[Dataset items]
-- BEGIN --

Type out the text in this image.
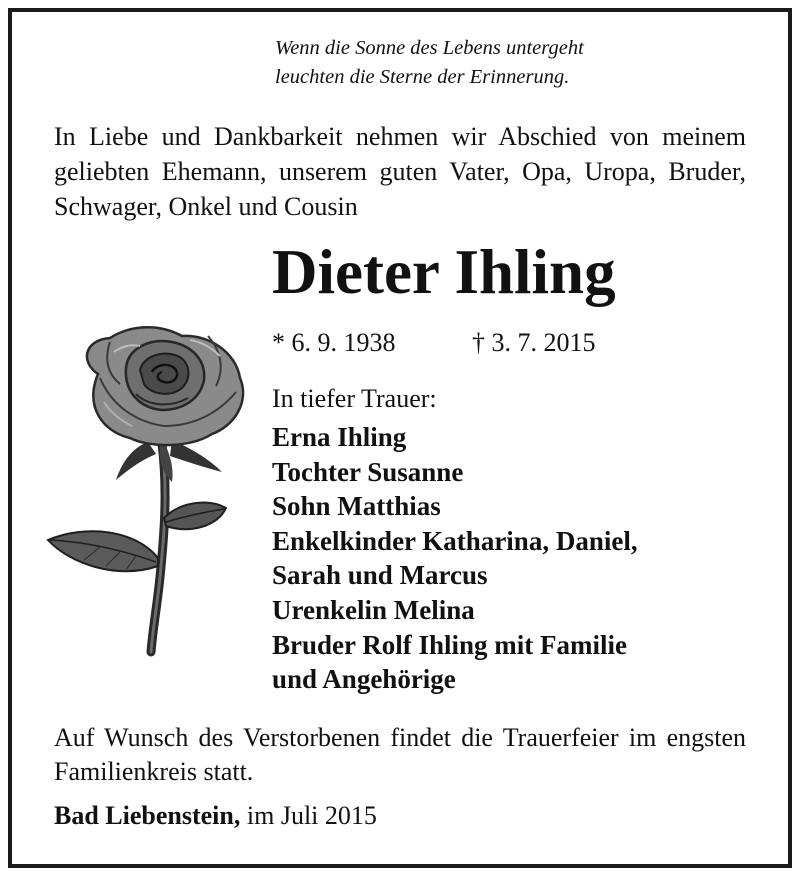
Wenn die Sonne des Lebens untergeht
leuchten die Sterne der Erinnerung.
In Liebe und Dankbarkeit nehmen wir Abschied von meinem geliebten Ehemann, unserem guten Vater, Opa, Uropa, Bruder, Schwager, Onkel und Cousin
Dieter Ihling
* 6. 9. 1938	† 3. 7. 2015
In tiefer Trauer:
Erna Ihling
Tochter Susanne
Sohn Matthias
Enkelkinder Katharina, Daniel,
Sarah und Marcus
Urenkelin Melina
Bruder Rolf Ihling mit Familie
und Angehörige
Auf Wunsch des Verstorbenen findet die Trauerfeier im engsten Familienkreis statt.
Bad Liebenstein, im Juli 2015
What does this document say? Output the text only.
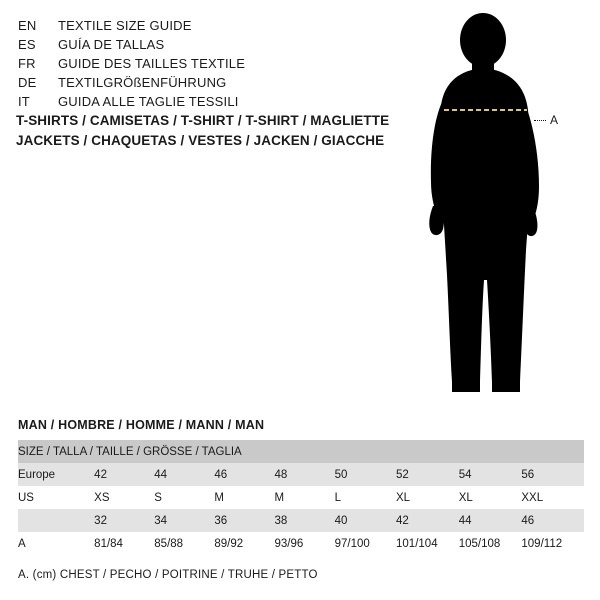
EN	TEXTILE SIZE GUIDE
ES	GUÍA DE TALLAS
FR	GUIDE DES TAILLES TEXTILE
DE	TEXTILGRÖßENFÜHRUNG
IT	GUIDA ALLE TAGLIE TESSILI
T-SHIRTS / CAMISETAS / T-SHIRT / T-SHIRT / MAGLIETTE
JACKETS / CHAQUETAS / VESTES / JACKEN / GIACCHE
A
MAN / HOMBRE / HOMME / MANN / MAN
SIZE / TALLA / TAILLE / GRÖSSE / TAGLIA								
Europe	42	44	46	48	50	52	54	56
US	XS	S	M	M	L	XL	XL	XXL
	32	34	36	38	40	42	44	46
A	81/84	85/88	89/92	93/96	97/100	101/104	105/108	109/112
A. (cm) CHEST / PECHO / POITRINE / TRUHE / PETTO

-- END --

■ Aim of the task: Find each line with the string "TEXTILE" and copy it out.

■ Answer for the task:
EN	TEXTILE SIZE GUIDE
FR	GUIDE DES TAILLES TEXTILE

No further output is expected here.